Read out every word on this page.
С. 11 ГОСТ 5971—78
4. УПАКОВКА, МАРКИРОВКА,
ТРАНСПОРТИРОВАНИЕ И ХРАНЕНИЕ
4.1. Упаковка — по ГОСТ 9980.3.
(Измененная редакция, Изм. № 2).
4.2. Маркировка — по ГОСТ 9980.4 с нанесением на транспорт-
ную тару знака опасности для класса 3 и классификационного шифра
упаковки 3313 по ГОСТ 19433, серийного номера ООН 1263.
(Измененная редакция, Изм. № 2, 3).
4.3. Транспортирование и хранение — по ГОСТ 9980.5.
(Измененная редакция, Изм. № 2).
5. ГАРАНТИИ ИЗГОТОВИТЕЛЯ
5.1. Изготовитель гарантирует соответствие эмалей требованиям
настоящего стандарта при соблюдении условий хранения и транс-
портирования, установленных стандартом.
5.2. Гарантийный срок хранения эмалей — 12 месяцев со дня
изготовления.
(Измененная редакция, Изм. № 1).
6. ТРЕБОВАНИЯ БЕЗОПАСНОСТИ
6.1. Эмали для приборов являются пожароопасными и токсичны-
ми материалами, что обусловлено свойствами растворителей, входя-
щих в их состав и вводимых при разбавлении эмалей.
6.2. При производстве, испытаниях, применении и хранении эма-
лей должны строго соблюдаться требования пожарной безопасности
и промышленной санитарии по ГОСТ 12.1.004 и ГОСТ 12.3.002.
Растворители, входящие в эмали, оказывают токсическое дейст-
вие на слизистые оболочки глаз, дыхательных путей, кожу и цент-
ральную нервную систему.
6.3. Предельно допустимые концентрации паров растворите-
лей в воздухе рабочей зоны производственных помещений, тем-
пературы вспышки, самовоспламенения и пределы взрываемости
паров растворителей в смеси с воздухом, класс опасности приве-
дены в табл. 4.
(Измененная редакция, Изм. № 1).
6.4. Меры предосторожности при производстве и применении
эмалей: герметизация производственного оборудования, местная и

════

WORK TO DO
Extract each line of the listing above, copying it word for word.

RESPONSE TO THE EXERCISE
Read out every word on this page.
С. 11 ГОСТ 5971—78
4. УПАКОВКА, МАРКИРОВКА,
ТРАНСПОРТИРОВАНИЕ И ХРАНЕНИЕ
4.1. Упаковка — по ГОСТ 9980.3.
(Измененная редакция, Изм. № 2).
4.2. Маркировка — по ГОСТ 9980.4 с нанесением на транспорт-
ную тару знака опасности для класса 3 и классификационного шифра
упаковки 3313 по ГОСТ 19433, серийного номера ООН 1263.
(Измененная редакция, Изм. № 2, 3).
4.3. Транспортирование и хранение — по ГОСТ 9980.5.
(Измененная редакция, Изм. № 2).
5. ГАРАНТИИ ИЗГОТОВИТЕЛЯ
5.1. Изготовитель гарантирует соответствие эмалей требованиям
настоящего стандарта при соблюдении условий хранения и транс-
портирования, установленных стандартом.
5.2. Гарантийный срок хранения эмалей — 12 месяцев со дня
изготовления.
(Измененная редакция, Изм. № 1).
6. ТРЕБОВАНИЯ БЕЗОПАСНОСТИ
6.1. Эмали для приборов являются пожароопасными и токсичны-
ми материалами, что обусловлено свойствами растворителей, входя-
щих в их состав и вводимых при разбавлении эмалей.
6.2. При производстве, испытаниях, применении и хранении эма-
лей должны строго соблюдаться требования пожарной безопасности
и промышленной санитарии по ГОСТ 12.1.004 и ГОСТ 12.3.002.
Растворители, входящие в эмали, оказывают токсическое дейст-
вие на слизистые оболочки глаз, дыхательных путей, кожу и цент-
ральную нервную систему.
6.3. Предельно допустимые концентрации паров растворите-
лей в воздухе рабочей зоны производственных помещений, тем-
пературы вспышки, самовоспламенения и пределы взрываемости
паров растворителей в смеси с воздухом, класс опасности приве-
дены в табл. 4.
(Измененная редакция, Изм. № 1).
6.4. Меры предосторожности при производстве и применении
эмалей: герметизация производственного оборудования, местная и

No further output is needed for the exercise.